*MATERIAL TO PROCESS*

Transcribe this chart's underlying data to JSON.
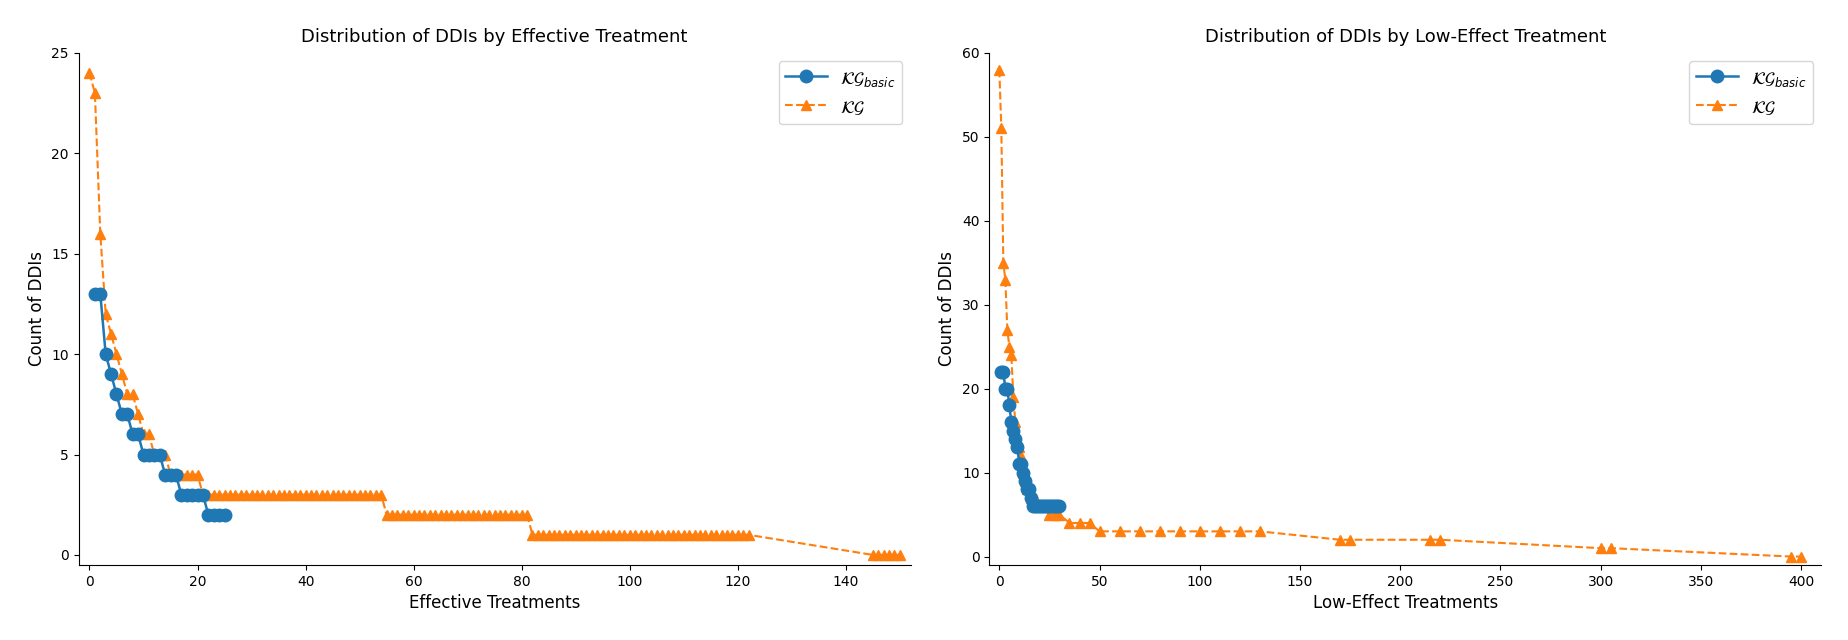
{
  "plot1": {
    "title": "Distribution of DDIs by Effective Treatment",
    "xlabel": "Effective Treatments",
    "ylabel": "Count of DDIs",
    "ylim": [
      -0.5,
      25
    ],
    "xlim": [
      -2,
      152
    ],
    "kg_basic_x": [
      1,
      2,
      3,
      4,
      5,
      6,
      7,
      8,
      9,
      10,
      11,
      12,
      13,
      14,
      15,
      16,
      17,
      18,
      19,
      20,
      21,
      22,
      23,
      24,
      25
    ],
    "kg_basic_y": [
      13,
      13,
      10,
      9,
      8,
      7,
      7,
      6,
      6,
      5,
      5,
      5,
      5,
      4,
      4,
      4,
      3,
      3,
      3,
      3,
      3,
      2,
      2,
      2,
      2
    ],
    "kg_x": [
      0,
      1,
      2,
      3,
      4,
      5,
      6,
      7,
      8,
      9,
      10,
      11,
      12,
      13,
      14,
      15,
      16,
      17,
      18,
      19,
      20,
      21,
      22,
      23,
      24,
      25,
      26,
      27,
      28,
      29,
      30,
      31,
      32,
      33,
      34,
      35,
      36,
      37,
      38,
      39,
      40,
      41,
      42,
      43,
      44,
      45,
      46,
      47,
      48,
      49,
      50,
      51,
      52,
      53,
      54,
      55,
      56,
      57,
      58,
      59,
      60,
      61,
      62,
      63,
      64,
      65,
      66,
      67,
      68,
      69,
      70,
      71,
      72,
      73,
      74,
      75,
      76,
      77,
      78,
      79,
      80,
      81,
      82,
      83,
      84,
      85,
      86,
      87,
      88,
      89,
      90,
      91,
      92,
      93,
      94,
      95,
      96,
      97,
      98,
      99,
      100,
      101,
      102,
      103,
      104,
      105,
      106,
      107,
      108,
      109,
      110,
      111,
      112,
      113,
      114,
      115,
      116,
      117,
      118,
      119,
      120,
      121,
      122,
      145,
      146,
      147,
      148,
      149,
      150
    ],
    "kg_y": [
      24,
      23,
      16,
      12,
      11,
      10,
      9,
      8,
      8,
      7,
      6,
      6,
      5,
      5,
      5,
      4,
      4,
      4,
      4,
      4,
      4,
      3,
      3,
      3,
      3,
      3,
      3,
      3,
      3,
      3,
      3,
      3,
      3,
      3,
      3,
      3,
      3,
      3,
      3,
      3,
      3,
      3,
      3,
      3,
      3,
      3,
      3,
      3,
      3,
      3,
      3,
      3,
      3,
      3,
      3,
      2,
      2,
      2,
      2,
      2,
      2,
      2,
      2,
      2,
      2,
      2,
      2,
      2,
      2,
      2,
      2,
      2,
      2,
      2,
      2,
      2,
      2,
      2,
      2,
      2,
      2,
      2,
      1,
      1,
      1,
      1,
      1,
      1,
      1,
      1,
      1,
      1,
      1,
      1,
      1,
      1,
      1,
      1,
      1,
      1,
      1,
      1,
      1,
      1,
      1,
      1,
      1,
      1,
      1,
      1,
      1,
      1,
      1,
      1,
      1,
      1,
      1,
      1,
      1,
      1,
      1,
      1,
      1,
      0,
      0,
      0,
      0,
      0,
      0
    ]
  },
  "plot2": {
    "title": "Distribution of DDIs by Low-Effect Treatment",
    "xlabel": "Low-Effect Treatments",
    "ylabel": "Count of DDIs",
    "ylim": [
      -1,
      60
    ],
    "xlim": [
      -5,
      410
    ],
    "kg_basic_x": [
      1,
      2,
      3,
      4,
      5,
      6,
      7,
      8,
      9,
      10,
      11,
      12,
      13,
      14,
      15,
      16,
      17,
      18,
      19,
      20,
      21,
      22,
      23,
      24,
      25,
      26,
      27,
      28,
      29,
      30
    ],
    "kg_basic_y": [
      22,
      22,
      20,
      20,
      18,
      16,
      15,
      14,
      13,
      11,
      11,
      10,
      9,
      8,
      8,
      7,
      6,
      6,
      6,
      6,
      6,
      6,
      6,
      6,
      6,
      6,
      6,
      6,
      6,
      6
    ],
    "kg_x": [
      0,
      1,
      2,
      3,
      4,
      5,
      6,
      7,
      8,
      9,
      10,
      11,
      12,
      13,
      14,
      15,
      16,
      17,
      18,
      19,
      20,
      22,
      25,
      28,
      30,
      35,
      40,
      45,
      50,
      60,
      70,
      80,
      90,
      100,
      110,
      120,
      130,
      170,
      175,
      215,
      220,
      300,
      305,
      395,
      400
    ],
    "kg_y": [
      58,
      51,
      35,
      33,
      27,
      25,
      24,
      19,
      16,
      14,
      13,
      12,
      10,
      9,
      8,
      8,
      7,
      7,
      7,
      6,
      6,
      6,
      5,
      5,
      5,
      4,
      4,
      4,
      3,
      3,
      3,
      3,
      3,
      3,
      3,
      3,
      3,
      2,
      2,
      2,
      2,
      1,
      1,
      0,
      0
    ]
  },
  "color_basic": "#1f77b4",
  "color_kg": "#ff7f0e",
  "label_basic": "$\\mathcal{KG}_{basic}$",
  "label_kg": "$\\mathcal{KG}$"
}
---
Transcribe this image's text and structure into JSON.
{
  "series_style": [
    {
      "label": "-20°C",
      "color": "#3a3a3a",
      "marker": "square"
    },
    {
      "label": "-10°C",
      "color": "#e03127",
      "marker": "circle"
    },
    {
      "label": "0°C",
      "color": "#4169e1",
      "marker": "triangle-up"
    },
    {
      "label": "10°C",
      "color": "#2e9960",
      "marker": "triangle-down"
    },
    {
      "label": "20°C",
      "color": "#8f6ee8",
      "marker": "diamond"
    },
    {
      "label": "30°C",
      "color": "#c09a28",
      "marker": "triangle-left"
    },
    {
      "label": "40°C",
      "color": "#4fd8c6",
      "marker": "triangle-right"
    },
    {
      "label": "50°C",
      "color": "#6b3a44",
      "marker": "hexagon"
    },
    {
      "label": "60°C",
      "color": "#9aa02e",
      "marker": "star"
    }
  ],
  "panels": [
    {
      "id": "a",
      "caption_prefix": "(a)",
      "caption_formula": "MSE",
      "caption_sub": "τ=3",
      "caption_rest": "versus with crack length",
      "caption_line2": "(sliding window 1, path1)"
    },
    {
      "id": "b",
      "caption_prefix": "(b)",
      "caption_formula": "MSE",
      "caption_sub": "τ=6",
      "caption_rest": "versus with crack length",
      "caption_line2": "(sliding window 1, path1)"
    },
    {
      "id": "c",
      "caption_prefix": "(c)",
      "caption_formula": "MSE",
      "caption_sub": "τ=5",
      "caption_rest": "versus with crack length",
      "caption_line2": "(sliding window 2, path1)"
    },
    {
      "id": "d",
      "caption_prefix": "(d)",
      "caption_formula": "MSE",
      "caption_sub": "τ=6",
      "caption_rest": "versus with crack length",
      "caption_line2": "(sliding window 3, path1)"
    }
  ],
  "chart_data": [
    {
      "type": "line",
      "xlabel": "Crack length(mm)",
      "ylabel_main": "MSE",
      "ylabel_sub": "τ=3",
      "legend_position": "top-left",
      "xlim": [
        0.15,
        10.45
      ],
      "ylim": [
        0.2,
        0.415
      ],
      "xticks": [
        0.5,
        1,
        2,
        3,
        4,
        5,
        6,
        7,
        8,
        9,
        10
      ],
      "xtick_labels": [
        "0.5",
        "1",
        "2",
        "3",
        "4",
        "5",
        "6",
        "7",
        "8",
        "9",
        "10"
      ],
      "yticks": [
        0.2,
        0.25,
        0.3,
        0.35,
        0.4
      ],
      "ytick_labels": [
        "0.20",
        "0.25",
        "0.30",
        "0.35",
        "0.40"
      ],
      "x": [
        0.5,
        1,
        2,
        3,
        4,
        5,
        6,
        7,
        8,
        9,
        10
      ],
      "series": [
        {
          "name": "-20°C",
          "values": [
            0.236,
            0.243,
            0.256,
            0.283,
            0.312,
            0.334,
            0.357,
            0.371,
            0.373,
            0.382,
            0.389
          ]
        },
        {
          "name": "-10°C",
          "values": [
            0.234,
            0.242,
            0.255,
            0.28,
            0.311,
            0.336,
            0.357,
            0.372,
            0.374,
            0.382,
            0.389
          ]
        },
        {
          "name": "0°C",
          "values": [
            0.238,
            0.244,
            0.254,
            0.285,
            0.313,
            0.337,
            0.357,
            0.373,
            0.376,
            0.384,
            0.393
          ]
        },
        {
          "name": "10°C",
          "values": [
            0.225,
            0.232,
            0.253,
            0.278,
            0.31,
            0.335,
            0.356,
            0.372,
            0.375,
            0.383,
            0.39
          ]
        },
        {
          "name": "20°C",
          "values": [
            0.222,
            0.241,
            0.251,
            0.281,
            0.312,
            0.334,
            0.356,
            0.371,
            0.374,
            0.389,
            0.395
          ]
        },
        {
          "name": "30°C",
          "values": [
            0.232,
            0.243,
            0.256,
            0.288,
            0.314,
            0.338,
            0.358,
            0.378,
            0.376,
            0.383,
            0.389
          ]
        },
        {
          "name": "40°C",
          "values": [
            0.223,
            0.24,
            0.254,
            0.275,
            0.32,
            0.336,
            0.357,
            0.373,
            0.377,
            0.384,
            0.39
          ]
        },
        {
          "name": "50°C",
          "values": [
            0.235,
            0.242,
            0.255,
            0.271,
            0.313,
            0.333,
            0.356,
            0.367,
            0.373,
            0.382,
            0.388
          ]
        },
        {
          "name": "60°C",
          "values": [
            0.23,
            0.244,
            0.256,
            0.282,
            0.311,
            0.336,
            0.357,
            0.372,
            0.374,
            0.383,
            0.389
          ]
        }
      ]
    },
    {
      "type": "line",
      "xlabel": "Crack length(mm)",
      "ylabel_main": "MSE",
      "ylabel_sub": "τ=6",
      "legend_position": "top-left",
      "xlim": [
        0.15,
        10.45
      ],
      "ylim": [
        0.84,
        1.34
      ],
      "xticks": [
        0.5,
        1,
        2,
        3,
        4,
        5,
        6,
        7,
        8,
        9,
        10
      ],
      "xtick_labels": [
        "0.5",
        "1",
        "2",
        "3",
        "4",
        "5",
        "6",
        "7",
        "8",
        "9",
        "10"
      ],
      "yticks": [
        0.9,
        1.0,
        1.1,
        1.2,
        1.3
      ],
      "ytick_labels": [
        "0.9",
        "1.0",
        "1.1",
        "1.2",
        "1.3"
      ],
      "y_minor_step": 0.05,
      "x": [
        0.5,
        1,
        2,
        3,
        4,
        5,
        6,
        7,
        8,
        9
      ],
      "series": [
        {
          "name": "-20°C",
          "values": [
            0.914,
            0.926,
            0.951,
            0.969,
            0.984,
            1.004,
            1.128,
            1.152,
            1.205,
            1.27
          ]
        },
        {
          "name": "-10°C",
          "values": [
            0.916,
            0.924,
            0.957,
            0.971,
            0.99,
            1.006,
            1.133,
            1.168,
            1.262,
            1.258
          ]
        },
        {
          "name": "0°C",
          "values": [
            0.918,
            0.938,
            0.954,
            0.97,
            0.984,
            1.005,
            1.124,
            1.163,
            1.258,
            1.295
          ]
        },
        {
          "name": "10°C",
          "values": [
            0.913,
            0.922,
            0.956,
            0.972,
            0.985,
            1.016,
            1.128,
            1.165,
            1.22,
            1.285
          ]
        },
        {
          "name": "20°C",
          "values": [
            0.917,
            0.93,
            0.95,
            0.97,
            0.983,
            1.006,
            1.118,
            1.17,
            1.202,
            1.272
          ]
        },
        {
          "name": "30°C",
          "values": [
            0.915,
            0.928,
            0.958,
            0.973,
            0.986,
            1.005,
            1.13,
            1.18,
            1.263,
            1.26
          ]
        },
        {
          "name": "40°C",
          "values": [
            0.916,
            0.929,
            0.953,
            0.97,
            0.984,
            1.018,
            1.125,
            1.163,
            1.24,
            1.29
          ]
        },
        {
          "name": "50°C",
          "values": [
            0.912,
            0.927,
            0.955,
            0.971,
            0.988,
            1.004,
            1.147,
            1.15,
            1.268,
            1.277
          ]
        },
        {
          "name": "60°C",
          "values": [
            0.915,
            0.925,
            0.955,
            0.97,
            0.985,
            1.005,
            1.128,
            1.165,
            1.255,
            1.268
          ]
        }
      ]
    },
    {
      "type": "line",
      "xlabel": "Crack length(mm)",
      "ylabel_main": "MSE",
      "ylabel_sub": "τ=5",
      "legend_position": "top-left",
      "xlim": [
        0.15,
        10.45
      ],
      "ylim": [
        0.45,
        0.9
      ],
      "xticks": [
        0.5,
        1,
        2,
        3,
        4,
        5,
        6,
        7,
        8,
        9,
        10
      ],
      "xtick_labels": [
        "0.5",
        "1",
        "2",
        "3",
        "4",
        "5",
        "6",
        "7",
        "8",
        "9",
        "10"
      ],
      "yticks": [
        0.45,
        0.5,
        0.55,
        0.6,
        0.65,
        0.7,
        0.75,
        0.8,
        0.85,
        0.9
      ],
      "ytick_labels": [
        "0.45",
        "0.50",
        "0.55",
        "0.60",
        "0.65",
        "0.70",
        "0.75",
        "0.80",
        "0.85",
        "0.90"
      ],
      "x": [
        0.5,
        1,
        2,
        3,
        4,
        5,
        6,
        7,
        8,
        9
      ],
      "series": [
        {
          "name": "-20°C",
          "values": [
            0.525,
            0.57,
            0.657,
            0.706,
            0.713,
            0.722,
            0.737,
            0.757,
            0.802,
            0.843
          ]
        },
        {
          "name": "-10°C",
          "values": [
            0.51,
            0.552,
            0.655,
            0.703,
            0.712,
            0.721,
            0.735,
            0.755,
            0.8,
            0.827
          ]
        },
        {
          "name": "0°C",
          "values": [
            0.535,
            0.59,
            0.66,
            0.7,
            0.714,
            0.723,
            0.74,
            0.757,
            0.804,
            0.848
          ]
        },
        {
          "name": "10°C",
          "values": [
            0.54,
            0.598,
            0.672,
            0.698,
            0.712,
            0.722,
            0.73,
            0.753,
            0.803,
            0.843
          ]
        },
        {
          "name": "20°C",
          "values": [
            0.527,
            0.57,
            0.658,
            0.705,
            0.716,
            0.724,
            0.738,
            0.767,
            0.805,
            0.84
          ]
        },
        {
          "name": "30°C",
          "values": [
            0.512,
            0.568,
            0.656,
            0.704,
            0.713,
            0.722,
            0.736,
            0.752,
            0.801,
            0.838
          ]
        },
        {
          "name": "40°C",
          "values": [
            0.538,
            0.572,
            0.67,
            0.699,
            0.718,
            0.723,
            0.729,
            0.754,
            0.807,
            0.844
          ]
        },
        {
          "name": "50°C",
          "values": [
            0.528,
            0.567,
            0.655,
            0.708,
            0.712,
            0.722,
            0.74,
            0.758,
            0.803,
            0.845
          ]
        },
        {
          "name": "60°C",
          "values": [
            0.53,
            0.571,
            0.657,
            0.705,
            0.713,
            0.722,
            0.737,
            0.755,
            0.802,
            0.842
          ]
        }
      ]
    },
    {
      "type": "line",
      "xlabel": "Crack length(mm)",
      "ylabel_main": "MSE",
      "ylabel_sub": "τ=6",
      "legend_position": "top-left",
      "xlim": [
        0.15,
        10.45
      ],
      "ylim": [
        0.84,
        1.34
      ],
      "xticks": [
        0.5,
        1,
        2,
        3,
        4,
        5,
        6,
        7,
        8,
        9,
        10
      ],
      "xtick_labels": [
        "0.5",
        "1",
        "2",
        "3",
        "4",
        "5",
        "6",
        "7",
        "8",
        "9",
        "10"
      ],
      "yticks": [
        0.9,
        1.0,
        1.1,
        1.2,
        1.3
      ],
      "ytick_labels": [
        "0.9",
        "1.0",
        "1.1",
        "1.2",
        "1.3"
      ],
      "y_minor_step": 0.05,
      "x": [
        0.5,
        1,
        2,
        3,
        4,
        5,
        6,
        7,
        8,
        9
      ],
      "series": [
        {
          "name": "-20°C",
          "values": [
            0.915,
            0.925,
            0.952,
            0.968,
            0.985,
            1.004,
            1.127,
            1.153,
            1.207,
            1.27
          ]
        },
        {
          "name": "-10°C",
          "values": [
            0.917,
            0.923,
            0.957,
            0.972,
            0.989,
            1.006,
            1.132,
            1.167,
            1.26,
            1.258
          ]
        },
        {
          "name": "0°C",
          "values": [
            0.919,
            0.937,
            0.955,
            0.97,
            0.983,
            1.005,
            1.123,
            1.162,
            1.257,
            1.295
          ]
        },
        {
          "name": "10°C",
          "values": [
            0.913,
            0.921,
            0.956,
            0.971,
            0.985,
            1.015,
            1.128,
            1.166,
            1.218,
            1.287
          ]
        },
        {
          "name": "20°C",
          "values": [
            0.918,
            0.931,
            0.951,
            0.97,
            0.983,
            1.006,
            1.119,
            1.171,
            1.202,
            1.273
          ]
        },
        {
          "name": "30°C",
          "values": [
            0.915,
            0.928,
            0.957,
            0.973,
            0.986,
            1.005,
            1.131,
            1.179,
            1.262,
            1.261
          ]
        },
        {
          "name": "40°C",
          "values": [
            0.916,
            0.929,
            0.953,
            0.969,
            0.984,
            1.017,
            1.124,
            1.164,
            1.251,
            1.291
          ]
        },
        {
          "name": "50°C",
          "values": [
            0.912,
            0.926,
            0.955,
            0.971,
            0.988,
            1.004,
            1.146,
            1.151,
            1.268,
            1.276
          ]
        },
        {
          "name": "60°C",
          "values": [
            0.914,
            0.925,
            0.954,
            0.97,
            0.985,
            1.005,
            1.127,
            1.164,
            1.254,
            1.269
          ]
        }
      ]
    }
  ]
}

*AIM OF THE TASK*
Pull out each line of the listing that holds the string "window".

*EXPECTED OUTPUT*
      "caption_line2": "(sliding window 1, path1)"
      "caption_line2": "(sliding window 1, path1)"
      "caption_line2": "(sliding window 2, path1)"
      "caption_line2": "(sliding window 3, path1)"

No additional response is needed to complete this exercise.